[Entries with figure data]

------------------------

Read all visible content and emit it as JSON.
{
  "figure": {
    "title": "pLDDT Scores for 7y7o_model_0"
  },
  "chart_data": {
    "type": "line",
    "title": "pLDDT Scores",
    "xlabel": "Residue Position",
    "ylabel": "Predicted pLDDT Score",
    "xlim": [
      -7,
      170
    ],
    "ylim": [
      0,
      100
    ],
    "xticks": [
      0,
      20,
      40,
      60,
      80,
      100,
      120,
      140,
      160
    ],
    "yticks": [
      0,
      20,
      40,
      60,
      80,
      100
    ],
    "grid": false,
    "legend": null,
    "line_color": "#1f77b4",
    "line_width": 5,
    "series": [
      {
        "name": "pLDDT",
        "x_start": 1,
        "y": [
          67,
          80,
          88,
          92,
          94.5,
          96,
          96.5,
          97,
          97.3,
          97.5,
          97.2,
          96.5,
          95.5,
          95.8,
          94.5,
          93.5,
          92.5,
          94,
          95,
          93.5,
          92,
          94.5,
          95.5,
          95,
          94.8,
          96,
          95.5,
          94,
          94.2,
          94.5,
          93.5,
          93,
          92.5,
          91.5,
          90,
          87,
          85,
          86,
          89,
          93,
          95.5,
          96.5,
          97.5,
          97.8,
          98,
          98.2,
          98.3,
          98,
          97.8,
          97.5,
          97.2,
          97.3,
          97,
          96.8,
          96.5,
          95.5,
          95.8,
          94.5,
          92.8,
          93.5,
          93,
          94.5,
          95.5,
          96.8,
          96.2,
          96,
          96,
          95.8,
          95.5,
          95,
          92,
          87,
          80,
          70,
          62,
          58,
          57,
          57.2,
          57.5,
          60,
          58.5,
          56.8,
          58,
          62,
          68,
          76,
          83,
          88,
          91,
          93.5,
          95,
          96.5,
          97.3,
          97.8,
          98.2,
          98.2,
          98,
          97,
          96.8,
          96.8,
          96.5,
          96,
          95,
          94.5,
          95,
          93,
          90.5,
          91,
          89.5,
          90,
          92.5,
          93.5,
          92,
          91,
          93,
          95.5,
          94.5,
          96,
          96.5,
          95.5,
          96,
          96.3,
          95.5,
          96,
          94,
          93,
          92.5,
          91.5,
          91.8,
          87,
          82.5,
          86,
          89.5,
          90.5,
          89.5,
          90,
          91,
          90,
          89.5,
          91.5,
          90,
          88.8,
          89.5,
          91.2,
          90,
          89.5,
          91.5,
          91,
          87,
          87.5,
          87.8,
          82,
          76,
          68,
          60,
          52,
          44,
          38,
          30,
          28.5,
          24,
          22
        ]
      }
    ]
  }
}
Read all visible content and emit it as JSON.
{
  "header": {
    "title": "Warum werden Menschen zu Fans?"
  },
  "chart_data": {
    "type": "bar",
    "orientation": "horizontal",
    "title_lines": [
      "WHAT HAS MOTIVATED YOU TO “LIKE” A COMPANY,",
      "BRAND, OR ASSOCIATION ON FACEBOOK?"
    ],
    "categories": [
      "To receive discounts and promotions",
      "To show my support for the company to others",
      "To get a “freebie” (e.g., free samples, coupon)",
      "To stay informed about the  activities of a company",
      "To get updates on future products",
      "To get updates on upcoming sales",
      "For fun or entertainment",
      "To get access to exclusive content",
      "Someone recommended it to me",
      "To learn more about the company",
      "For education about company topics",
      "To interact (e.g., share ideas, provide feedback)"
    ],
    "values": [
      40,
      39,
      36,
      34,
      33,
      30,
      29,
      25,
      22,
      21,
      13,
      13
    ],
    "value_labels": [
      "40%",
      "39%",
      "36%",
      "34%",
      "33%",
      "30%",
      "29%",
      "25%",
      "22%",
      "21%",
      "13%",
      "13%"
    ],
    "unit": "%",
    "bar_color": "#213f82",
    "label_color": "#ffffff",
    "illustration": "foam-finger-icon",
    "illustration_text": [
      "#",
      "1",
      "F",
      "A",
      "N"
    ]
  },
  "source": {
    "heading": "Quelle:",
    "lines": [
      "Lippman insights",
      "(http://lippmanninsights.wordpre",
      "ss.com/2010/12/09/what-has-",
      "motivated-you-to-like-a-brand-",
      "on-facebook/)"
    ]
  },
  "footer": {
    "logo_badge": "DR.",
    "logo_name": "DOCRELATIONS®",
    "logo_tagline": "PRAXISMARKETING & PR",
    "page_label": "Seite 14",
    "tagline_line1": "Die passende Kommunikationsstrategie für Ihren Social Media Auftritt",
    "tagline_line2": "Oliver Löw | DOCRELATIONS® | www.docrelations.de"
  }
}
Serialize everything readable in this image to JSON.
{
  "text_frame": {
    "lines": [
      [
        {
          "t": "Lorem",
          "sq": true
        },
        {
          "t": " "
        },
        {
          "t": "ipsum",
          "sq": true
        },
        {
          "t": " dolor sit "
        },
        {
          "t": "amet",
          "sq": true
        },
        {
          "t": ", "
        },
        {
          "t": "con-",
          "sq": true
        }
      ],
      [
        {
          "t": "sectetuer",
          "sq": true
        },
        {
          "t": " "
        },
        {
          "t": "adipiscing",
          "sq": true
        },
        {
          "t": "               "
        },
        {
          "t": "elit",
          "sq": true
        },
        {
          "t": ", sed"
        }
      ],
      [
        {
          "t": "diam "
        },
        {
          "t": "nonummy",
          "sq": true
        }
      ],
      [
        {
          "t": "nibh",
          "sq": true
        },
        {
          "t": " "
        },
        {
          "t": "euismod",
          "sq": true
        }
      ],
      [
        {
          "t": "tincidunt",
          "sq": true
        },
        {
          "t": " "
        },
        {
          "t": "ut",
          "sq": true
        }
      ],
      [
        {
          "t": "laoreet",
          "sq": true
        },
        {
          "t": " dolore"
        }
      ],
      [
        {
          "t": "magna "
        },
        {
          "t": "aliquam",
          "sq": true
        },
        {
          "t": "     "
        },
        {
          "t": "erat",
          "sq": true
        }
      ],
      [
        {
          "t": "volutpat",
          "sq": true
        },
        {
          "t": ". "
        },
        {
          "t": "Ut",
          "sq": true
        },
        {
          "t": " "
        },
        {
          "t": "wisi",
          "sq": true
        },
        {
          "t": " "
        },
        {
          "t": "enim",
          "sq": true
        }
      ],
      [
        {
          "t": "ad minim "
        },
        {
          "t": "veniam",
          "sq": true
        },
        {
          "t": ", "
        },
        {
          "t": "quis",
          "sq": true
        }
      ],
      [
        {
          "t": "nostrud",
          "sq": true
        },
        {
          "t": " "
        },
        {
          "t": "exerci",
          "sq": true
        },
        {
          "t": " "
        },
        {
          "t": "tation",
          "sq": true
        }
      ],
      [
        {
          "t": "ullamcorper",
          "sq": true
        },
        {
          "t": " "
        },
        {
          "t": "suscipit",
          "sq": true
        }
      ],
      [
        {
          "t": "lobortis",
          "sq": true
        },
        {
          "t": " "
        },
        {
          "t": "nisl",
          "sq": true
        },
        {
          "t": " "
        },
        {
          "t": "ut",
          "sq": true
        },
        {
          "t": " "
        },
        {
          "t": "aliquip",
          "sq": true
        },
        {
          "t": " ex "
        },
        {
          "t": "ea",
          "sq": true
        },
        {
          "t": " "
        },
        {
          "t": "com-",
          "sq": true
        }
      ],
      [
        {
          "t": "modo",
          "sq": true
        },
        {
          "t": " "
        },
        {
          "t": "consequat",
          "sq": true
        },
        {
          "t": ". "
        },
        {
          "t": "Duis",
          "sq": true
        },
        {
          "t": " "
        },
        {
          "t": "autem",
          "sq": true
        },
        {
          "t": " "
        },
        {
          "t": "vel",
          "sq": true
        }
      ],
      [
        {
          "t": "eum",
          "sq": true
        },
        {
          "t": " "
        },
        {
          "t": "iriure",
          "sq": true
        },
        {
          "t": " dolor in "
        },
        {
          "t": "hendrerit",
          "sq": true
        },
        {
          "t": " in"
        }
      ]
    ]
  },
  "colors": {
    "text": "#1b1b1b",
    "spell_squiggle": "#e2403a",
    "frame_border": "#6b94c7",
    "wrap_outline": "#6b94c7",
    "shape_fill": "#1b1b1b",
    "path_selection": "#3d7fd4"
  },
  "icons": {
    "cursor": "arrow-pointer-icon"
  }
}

------------------------

◆ **GOAL**
Gather each line in the entries above where the string "Scores" is found.

◆ **EXERCISE SOLUTION**
    "title": "pLDDT Scores for 7y7o_model_0"
    "title": "pLDDT Scores",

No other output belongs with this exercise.